**PROBLEM STATEMENT**
Word for word, quote all of the material, omitting the pictures.

##############################

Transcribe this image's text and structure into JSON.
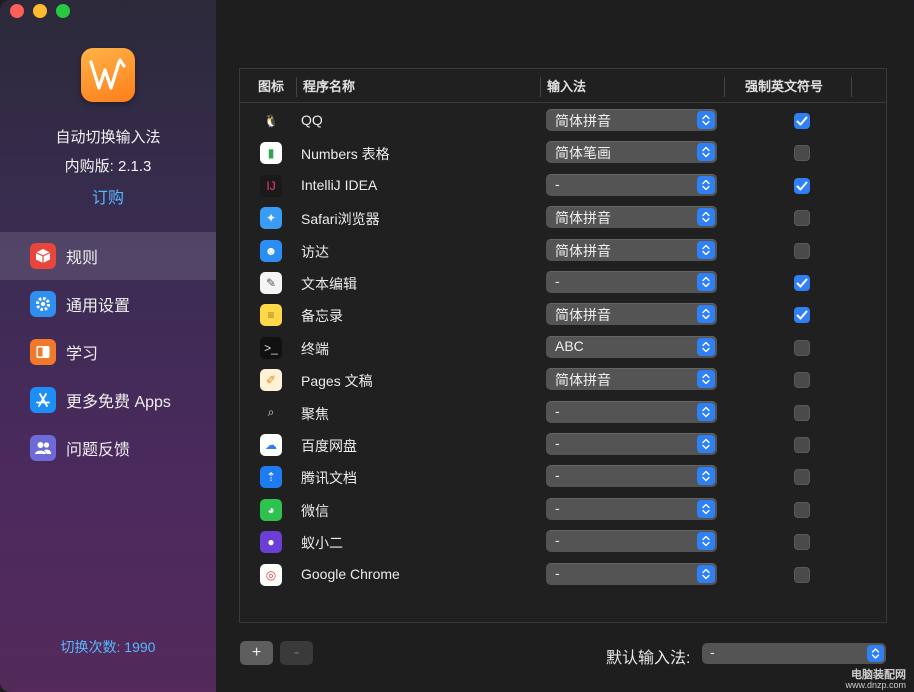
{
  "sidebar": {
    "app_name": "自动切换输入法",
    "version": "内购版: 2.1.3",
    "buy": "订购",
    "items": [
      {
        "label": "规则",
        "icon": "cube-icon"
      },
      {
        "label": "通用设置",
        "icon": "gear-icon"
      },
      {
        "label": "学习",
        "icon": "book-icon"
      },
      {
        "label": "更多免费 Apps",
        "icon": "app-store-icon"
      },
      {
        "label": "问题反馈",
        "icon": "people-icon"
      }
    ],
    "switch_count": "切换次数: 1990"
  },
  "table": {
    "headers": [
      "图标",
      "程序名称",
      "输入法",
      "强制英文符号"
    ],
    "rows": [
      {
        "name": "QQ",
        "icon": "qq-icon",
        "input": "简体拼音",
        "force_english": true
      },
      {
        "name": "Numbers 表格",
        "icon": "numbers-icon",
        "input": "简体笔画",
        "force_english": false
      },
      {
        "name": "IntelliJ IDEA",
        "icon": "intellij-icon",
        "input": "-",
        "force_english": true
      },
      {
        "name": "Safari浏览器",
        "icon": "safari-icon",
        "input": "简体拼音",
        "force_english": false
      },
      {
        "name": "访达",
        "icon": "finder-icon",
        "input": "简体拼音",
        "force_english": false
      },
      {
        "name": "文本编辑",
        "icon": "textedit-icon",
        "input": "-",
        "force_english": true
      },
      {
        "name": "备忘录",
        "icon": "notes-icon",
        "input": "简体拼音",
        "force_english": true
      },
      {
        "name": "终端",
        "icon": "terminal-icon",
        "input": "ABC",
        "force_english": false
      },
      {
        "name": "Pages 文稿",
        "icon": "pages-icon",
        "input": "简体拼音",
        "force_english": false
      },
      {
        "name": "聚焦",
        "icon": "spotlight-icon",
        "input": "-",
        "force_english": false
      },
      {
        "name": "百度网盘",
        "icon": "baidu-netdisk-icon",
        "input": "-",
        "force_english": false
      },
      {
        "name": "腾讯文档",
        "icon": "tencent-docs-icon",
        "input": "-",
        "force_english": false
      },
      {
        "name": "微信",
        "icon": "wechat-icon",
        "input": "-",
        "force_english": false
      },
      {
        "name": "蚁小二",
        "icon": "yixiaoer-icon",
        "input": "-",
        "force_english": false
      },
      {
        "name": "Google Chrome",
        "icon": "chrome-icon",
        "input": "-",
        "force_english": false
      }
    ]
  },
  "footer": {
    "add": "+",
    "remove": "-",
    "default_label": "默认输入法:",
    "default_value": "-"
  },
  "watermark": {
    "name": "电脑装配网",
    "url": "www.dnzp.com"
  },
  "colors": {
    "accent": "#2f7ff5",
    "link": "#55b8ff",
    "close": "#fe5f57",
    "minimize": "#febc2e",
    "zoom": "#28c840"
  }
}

##############################

**EXPECTED ANSWER**
Transcribe this image's text and structure into JSON.
{
  "sidebar": {
    "app_name": "自动切换输入法",
    "version": "内购版: 2.1.3",
    "buy": "订购",
    "items": [
      {
        "label": "规则",
        "icon": "cube-icon"
      },
      {
        "label": "通用设置",
        "icon": "gear-icon"
      },
      {
        "label": "学习",
        "icon": "book-icon"
      },
      {
        "label": "更多免费 Apps",
        "icon": "app-store-icon"
      },
      {
        "label": "问题反馈",
        "icon": "people-icon"
      }
    ],
    "switch_count": "切换次数: 1990"
  },
  "table": {
    "headers": [
      "图标",
      "程序名称",
      "输入法",
      "强制英文符号"
    ],
    "rows": [
      {
        "name": "QQ",
        "icon": "qq-icon",
        "input": "简体拼音",
        "force_english": true
      },
      {
        "name": "Numbers 表格",
        "icon": "numbers-icon",
        "input": "简体笔画",
        "force_english": false
      },
      {
        "name": "IntelliJ IDEA",
        "icon": "intellij-icon",
        "input": "-",
        "force_english": true
      },
      {
        "name": "Safari浏览器",
        "icon": "safari-icon",
        "input": "简体拼音",
        "force_english": false
      },
      {
        "name": "访达",
        "icon": "finder-icon",
        "input": "简体拼音",
        "force_english": false
      },
      {
        "name": "文本编辑",
        "icon": "textedit-icon",
        "input": "-",
        "force_english": true
      },
      {
        "name": "备忘录",
        "icon": "notes-icon",
        "input": "简体拼音",
        "force_english": true
      },
      {
        "name": "终端",
        "icon": "terminal-icon",
        "input": "ABC",
        "force_english": false
      },
      {
        "name": "Pages 文稿",
        "icon": "pages-icon",
        "input": "简体拼音",
        "force_english": false
      },
      {
        "name": "聚焦",
        "icon": "spotlight-icon",
        "input": "-",
        "force_english": false
      },
      {
        "name": "百度网盘",
        "icon": "baidu-netdisk-icon",
        "input": "-",
        "force_english": false
      },
      {
        "name": "腾讯文档",
        "icon": "tencent-docs-icon",
        "input": "-",
        "force_english": false
      },
      {
        "name": "微信",
        "icon": "wechat-icon",
        "input": "-",
        "force_english": false
      },
      {
        "name": "蚁小二",
        "icon": "yixiaoer-icon",
        "input": "-",
        "force_english": false
      },
      {
        "name": "Google Chrome",
        "icon": "chrome-icon",
        "input": "-",
        "force_english": false
      }
    ]
  },
  "footer": {
    "add": "+",
    "remove": "-",
    "default_label": "默认输入法:",
    "default_value": "-"
  },
  "watermark": {
    "name": "电脑装配网",
    "url": "www.dnzp.com"
  },
  "colors": {
    "accent": "#2f7ff5",
    "link": "#55b8ff",
    "close": "#fe5f57",
    "minimize": "#febc2e",
    "zoom": "#28c840"
  }
}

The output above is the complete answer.